Your task is to copy the material exactly.

(Extracts from a graphics dataset)
■ ■ ■
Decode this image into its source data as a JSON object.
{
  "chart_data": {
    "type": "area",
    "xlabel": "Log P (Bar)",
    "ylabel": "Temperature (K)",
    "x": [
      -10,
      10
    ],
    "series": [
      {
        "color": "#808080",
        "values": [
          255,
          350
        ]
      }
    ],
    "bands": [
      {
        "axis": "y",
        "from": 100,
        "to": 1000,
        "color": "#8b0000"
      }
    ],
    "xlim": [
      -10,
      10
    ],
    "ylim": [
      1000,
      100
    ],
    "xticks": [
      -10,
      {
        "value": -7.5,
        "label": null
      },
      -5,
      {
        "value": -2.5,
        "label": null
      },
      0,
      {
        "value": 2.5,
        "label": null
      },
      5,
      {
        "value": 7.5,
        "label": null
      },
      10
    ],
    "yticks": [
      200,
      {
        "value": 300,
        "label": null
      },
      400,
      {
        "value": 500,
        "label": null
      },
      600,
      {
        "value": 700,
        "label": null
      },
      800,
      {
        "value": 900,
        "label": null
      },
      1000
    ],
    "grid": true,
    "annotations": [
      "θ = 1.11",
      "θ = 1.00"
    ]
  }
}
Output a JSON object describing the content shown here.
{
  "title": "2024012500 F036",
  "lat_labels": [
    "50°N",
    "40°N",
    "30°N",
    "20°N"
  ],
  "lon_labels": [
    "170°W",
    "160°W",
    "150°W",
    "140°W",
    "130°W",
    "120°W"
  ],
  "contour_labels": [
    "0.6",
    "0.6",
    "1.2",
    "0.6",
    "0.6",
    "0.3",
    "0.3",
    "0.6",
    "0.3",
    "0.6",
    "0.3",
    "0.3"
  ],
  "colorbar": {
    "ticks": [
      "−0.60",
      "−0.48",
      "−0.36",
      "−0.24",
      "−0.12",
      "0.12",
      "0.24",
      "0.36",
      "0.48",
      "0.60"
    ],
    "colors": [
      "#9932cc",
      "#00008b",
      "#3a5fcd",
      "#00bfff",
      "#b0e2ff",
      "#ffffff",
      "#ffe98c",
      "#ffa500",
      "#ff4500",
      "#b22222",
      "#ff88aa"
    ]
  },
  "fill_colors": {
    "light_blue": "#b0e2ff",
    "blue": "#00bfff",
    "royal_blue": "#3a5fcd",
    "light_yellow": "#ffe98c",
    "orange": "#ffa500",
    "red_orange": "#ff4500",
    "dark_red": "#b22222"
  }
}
■ ■ ■
Full response:
Decode this image into its source data as a JSON object.
{
  "chart_data": {
    "type": "area",
    "xlabel": "Log P (Bar)",
    "ylabel": "Temperature (K)",
    "x": [
      -10,
      10
    ],
    "series": [
      {
        "color": "#808080",
        "values": [
          255,
          350
        ]
      }
    ],
    "bands": [
      {
        "axis": "y",
        "from": 100,
        "to": 1000,
        "color": "#8b0000"
      }
    ],
    "xlim": [
      -10,
      10
    ],
    "ylim": [
      1000,
      100
    ],
    "xticks": [
      -10,
      {
        "value": -7.5,
        "label": null
      },
      -5,
      {
        "value": -2.5,
        "label": null
      },
      0,
      {
        "value": 2.5,
        "label": null
      },
      5,
      {
        "value": 7.5,
        "label": null
      },
      10
    ],
    "yticks": [
      200,
      {
        "value": 300,
        "label": null
      },
      400,
      {
        "value": 500,
        "label": null
      },
      600,
      {
        "value": 700,
        "label": null
      },
      800,
      {
        "value": 900,
        "label": null
      },
      1000
    ],
    "grid": true,
    "annotations": [
      "θ = 1.11",
      "θ = 1.00"
    ]
  }
}
Output a JSON object describing the content shown here.
{
  "title": "2024012500 F036",
  "lat_labels": [
    "50°N",
    "40°N",
    "30°N",
    "20°N"
  ],
  "lon_labels": [
    "170°W",
    "160°W",
    "150°W",
    "140°W",
    "130°W",
    "120°W"
  ],
  "contour_labels": [
    "0.6",
    "0.6",
    "1.2",
    "0.6",
    "0.6",
    "0.3",
    "0.3",
    "0.6",
    "0.3",
    "0.6",
    "0.3",
    "0.3"
  ],
  "colorbar": {
    "ticks": [
      "−0.60",
      "−0.48",
      "−0.36",
      "−0.24",
      "−0.12",
      "0.12",
      "0.24",
      "0.36",
      "0.48",
      "0.60"
    ],
    "colors": [
      "#9932cc",
      "#00008b",
      "#3a5fcd",
      "#00bfff",
      "#b0e2ff",
      "#ffffff",
      "#ffe98c",
      "#ffa500",
      "#ff4500",
      "#b22222",
      "#ff88aa"
    ]
  },
  "fill_colors": {
    "light_blue": "#b0e2ff",
    "blue": "#00bfff",
    "royal_blue": "#3a5fcd",
    "light_yellow": "#ffe98c",
    "orange": "#ffa500",
    "red_orange": "#ff4500",
    "dark_red": "#b22222"
  }
}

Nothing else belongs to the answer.